* Challenge *
Give back the whole listing exactly as shown.

* Records for the exercise *
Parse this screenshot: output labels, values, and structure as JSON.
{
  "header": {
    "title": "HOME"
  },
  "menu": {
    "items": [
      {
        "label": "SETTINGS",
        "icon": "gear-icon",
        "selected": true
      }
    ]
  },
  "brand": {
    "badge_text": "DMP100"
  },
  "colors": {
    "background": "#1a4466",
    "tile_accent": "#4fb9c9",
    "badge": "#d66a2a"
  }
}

* Written solution *
Parse this screenshot: output labels, values, and structure as JSON.
{
  "header": {
    "title": "HOME"
  },
  "menu": {
    "items": [
      {
        "label": "SETTINGS",
        "icon": "gear-icon",
        "selected": true
      }
    ]
  },
  "brand": {
    "badge_text": "DMP100"
  },
  "colors": {
    "background": "#1a4466",
    "tile_accent": "#4fb9c9",
    "badge": "#d66a2a"
  }
}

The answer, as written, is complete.